▽
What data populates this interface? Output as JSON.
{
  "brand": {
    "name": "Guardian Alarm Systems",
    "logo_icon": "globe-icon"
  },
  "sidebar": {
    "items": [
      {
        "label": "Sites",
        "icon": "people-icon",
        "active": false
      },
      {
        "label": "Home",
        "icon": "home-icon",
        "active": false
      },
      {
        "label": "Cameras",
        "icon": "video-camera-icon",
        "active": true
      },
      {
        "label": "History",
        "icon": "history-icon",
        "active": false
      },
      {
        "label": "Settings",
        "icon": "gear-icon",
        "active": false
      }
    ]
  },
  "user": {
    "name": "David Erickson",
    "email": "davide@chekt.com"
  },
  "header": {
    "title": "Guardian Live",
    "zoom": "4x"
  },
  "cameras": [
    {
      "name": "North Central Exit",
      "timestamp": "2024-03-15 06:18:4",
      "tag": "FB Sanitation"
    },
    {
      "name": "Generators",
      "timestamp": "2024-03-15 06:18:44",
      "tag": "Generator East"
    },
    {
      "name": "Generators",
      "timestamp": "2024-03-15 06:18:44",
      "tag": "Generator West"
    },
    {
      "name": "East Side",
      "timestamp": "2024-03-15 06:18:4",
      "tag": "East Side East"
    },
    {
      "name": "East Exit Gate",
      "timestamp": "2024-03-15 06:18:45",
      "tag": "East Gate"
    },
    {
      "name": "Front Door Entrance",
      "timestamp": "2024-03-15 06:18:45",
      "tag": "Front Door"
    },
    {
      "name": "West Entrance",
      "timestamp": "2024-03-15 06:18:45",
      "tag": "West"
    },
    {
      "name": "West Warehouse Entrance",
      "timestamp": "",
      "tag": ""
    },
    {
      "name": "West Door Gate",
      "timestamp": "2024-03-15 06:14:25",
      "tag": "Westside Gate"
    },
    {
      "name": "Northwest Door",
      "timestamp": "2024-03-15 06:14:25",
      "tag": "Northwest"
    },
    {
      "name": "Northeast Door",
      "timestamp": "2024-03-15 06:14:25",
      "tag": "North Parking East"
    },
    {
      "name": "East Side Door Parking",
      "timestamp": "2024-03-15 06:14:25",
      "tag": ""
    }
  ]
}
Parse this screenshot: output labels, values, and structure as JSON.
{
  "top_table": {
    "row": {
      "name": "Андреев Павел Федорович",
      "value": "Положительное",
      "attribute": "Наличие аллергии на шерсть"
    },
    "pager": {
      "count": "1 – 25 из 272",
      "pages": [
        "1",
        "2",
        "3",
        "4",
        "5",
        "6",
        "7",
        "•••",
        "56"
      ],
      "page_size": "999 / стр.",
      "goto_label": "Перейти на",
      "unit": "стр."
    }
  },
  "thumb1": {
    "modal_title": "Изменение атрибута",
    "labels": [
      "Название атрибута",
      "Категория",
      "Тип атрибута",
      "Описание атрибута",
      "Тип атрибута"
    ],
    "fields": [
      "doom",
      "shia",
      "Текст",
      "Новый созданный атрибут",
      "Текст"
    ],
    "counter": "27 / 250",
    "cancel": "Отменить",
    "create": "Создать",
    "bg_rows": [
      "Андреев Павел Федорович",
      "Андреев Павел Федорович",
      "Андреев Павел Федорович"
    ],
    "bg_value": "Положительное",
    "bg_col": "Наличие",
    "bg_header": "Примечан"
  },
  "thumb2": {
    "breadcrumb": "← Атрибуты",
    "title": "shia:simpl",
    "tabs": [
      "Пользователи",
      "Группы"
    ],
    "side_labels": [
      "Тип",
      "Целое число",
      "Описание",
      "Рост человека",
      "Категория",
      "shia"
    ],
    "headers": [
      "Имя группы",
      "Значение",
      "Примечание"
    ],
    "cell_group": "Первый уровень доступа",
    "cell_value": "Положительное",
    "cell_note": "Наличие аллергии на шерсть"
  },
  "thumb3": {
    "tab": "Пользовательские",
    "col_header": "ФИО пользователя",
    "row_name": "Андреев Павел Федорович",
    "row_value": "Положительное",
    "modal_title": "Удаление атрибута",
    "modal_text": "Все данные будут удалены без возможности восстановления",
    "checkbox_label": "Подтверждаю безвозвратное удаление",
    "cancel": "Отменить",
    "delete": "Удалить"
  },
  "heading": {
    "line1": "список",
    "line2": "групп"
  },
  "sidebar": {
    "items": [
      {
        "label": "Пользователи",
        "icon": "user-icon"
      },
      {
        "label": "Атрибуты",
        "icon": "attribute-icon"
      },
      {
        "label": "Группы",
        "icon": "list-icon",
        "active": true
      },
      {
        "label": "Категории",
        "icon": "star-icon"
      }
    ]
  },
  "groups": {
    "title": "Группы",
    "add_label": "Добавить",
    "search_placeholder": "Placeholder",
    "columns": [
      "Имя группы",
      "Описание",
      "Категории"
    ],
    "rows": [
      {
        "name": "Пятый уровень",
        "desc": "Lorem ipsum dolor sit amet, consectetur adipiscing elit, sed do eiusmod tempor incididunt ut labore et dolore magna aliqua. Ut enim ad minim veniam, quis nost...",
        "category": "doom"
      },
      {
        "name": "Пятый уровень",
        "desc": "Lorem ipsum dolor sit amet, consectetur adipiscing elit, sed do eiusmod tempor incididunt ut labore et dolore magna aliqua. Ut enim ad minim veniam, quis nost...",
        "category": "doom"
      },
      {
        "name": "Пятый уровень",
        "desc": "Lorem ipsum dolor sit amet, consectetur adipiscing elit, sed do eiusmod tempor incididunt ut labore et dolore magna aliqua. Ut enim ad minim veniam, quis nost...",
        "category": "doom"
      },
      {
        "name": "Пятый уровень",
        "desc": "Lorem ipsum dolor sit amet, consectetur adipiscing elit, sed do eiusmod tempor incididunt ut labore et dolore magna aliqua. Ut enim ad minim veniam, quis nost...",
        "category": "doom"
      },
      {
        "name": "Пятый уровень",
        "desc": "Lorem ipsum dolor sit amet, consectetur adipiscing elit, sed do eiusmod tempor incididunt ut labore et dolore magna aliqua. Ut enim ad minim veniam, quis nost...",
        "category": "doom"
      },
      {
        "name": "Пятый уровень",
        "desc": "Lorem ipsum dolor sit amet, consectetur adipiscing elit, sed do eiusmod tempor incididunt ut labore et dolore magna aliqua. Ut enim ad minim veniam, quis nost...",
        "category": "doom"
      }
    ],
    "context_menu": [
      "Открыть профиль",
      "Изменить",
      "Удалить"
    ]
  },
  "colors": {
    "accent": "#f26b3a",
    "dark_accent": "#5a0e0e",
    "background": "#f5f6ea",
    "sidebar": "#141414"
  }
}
△
● **The problem**: From the records above, please extract every line and repeat it exactly.

● **Expected output**:
What data populates this interface? Output as JSON.
{
  "brand": {
    "name": "Guardian Alarm Systems",
    "logo_icon": "globe-icon"
  },
  "sidebar": {
    "items": [
      {
        "label": "Sites",
        "icon": "people-icon",
        "active": false
      },
      {
        "label": "Home",
        "icon": "home-icon",
        "active": false
      },
      {
        "label": "Cameras",
        "icon": "video-camera-icon",
        "active": true
      },
      {
        "label": "History",
        "icon": "history-icon",
        "active": false
      },
      {
        "label": "Settings",
        "icon": "gear-icon",
        "active": false
      }
    ]
  },
  "user": {
    "name": "David Erickson",
    "email": "davide@chekt.com"
  },
  "header": {
    "title": "Guardian Live",
    "zoom": "4x"
  },
  "cameras": [
    {
      "name": "North Central Exit",
      "timestamp": "2024-03-15 06:18:4",
      "tag": "FB Sanitation"
    },
    {
      "name": "Generators",
      "timestamp": "2024-03-15 06:18:44",
      "tag": "Generator East"
    },
    {
      "name": "Generators",
      "timestamp": "2024-03-15 06:18:44",
      "tag": "Generator West"
    },
    {
      "name": "East Side",
      "timestamp": "2024-03-15 06:18:4",
      "tag": "East Side East"
    },
    {
      "name": "East Exit Gate",
      "timestamp": "2024-03-15 06:18:45",
      "tag": "East Gate"
    },
    {
      "name": "Front Door Entrance",
      "timestamp": "2024-03-15 06:18:45",
      "tag": "Front Door"
    },
    {
      "name": "West Entrance",
      "timestamp": "2024-03-15 06:18:45",
      "tag": "West"
    },
    {
      "name": "West Warehouse Entrance",
      "timestamp": "",
      "tag": ""
    },
    {
      "name": "West Door Gate",
      "timestamp": "2024-03-15 06:14:25",
      "tag": "Westside Gate"
    },
    {
      "name": "Northwest Door",
      "timestamp": "2024-03-15 06:14:25",
      "tag": "Northwest"
    },
    {
      "name": "Northeast Door",
      "timestamp": "2024-03-15 06:14:25",
      "tag": "North Parking East"
    },
    {
      "name": "East Side Door Parking",
      "timestamp": "2024-03-15 06:14:25",
      "tag": ""
    }
  ]
}
Parse this screenshot: output labels, values, and structure as JSON.
{
  "top_table": {
    "row": {
      "name": "Андреев Павел Федорович",
      "value": "Положительное",
      "attribute": "Наличие аллергии на шерсть"
    },
    "pager": {
      "count": "1 – 25 из 272",
      "pages": [
        "1",
        "2",
        "3",
        "4",
        "5",
        "6",
        "7",
        "•••",
        "56"
      ],
      "page_size": "999 / стр.",
      "goto_label": "Перейти на",
      "unit": "стр."
    }
  },
  "thumb1": {
    "modal_title": "Изменение атрибута",
    "labels": [
      "Название атрибута",
      "Категория",
      "Тип атрибута",
      "Описание атрибута",
      "Тип атрибута"
    ],
    "fields": [
      "doom",
      "shia",
      "Текст",
      "Новый созданный атрибут",
      "Текст"
    ],
    "counter": "27 / 250",
    "cancel": "Отменить",
    "create": "Создать",
    "bg_rows": [
      "Андреев Павел Федорович",
      "Андреев Павел Федорович",
      "Андреев Павел Федорович"
    ],
    "bg_value": "Положительное",
    "bg_col": "Наличие",
    "bg_header": "Примечан"
  },
  "thumb2": {
    "breadcrumb": "← Атрибуты",
    "title": "shia:simpl",
    "tabs": [
      "Пользователи",
      "Группы"
    ],
    "side_labels": [
      "Тип",
      "Целое число",
      "Описание",
      "Рост человека",
      "Категория",
      "shia"
    ],
    "headers": [
      "Имя группы",
      "Значение",
      "Примечание"
    ],
    "cell_group": "Первый уровень доступа",
    "cell_value": "Положительное",
    "cell_note": "Наличие аллергии на шерсть"
  },
  "thumb3": {
    "tab": "Пользовательские",
    "col_header": "ФИО пользователя",
    "row_name": "Андреев Павел Федорович",
    "row_value": "Положительное",
    "modal_title": "Удаление атрибута",
    "modal_text": "Все данные будут удалены без возможности восстановления",
    "checkbox_label": "Подтверждаю безвозвратное удаление",
    "cancel": "Отменить",
    "delete": "Удалить"
  },
  "heading": {
    "line1": "список",
    "line2": "групп"
  },
  "sidebar": {
    "items": [
      {
        "label": "Пользователи",
        "icon": "user-icon"
      },
      {
        "label": "Атрибуты",
        "icon": "attribute-icon"
      },
      {
        "label": "Группы",
        "icon": "list-icon",
        "active": true
      },
      {
        "label": "Категории",
        "icon": "star-icon"
      }
    ]
  },
  "groups": {
    "title": "Группы",
    "add_label": "Добавить",
    "search_placeholder": "Placeholder",
    "columns": [
      "Имя группы",
      "Описание",
      "Категории"
    ],
    "rows": [
      {
        "name": "Пятый уровень",
        "desc": "Lorem ipsum dolor sit amet, consectetur adipiscing elit, sed do eiusmod tempor incididunt ut labore et dolore magna aliqua. Ut enim ad minim veniam, quis nost...",
        "category": "doom"
      },
      {
        "name": "Пятый уровень",
        "desc": "Lorem ipsum dolor sit amet, consectetur adipiscing elit, sed do eiusmod tempor incididunt ut labore et dolore magna aliqua. Ut enim ad minim veniam, quis nost...",
        "category": "doom"
      },
      {
        "name": "Пятый уровень",
        "desc": "Lorem ipsum dolor sit amet, consectetur adipiscing elit, sed do eiusmod tempor incididunt ut labore et dolore magna aliqua. Ut enim ad minim veniam, quis nost...",
        "category": "doom"
      },
      {
        "name": "Пятый уровень",
        "desc": "Lorem ipsum dolor sit amet, consectetur adipiscing elit, sed do eiusmod tempor incididunt ut labore et dolore magna aliqua. Ut enim ad minim veniam, quis nost...",
        "category": "doom"
      },
      {
        "name": "Пятый уровень",
        "desc": "Lorem ipsum dolor sit amet, consectetur adipiscing elit, sed do eiusmod tempor incididunt ut labore et dolore magna aliqua. Ut enim ad minim veniam, quis nost...",
        "category": "doom"
      },
      {
        "name": "Пятый уровень",
        "desc": "Lorem ipsum dolor sit amet, consectetur adipiscing elit, sed do eiusmod tempor incididunt ut labore et dolore magna aliqua. Ut enim ad minim veniam, quis nost...",
        "category": "doom"
      }
    ],
    "context_menu": [
      "Открыть профиль",
      "Изменить",
      "Удалить"
    ]
  },
  "colors": {
    "accent": "#f26b3a",
    "dark_accent": "#5a0e0e",
    "background": "#f5f6ea",
    "sidebar": "#141414"
  }
}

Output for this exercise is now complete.